= PAGE TEXT =
###
Non-metastatic breast cancer describes a group of heterogeneous diseases with varying survival outcomes according to their different clinicopathological features. Physicians select different treatments based on these features. Therefore, accurately predicting overall survival (OS) for early-stage breast cancer patients may facilitate clinical decision-making and escalate or de-escalate treatment plans. Several survival prediction models, such as Adjuvant! Online (www.adjuvantonline.com), CancerMath (www.CancerMath.com) and PREDICT, have been developed and validated (www.predict.nhs.uk). These models were developed based on data from female Western populations. Females from Eastern populations, however, may have different ethnographic features, clinicopathological characteristics, disease profiles, and healthcare environments. Whether the current models are valid in Eastern populations remains unclear. Additionally, China accounts for 12.2% of global breast cancer cases and 9.6% of cancer-related deaths, with more than 1.6 million people diagnosed and 1.2 million people dying from breast cancer every year. Therefore, the development of a prediction model based on a Chinese population is essential.
In this retrospective multicenter study, we collected data from 3 tertiary teaching hospitals in Guangdong Province, China, and developed the Sun Yat-sen (SYS) model, a nomogram for survival prediction. We validated the SYS model and compared it with the CancerMath model.
###
= PROVIDED RECORDS =
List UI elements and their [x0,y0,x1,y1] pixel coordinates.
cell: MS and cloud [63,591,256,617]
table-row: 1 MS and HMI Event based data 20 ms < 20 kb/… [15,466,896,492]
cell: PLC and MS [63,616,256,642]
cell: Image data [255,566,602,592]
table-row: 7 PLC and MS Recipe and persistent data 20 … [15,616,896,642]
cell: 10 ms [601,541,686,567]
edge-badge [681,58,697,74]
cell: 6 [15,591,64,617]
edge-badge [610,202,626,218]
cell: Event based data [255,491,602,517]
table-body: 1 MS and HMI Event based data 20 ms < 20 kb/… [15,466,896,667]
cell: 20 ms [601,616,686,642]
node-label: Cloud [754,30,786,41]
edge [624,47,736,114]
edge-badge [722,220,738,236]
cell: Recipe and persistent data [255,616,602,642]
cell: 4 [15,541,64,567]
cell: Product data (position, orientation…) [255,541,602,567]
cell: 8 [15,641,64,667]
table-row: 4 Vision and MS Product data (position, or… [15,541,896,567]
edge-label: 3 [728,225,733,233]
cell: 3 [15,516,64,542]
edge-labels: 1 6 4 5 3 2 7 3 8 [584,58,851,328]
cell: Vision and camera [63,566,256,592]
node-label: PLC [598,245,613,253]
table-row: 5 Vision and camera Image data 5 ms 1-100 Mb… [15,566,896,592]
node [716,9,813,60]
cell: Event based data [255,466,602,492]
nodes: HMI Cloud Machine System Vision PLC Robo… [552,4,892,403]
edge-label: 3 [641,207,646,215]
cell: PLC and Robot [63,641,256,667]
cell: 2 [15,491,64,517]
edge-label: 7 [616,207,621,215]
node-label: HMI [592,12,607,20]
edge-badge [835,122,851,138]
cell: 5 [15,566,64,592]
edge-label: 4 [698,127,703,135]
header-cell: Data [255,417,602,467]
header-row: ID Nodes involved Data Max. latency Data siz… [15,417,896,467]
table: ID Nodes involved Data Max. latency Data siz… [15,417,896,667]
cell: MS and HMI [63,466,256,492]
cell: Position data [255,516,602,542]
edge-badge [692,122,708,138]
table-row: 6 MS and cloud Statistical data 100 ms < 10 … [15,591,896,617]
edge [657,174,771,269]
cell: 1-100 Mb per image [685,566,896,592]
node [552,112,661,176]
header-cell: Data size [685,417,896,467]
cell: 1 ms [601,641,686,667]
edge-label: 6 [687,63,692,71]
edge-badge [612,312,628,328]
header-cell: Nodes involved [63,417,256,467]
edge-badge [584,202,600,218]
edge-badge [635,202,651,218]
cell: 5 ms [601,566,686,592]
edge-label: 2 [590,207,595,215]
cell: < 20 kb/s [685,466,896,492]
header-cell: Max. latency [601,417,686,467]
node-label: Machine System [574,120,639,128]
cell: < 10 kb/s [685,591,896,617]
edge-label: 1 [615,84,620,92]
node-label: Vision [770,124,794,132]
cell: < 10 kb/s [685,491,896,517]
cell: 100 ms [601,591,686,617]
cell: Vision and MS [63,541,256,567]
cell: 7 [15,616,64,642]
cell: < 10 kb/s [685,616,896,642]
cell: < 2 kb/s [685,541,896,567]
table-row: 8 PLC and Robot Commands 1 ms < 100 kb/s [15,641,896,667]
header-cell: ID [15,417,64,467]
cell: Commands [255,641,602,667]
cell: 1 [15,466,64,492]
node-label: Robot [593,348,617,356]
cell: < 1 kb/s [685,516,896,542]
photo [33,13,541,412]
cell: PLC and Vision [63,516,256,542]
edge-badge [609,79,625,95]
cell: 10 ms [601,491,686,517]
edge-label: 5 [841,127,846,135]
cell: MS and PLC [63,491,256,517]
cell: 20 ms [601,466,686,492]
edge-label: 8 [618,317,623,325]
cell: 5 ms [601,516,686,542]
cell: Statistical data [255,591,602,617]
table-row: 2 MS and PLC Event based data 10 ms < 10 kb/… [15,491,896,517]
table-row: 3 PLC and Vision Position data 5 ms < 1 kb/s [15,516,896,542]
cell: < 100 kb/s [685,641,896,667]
###
= PROBLEM DETAILS =
Reproduce the breast cancer survival passage, starting with "In this retrospective" and going on through "the CancerMath model.", and put "tertiary care hospitals" in place of "tertiary teaching hospitals".

= RESPONSE BELOW =
In this retrospective multicenter study, we collected data from 3 tertiary care hospitals in Guangdong Province, China, and developed the Sun Yat-sen (SYS) model, a nomogram for survival prediction. We validated the SYS model and compared it with the CancerMath model.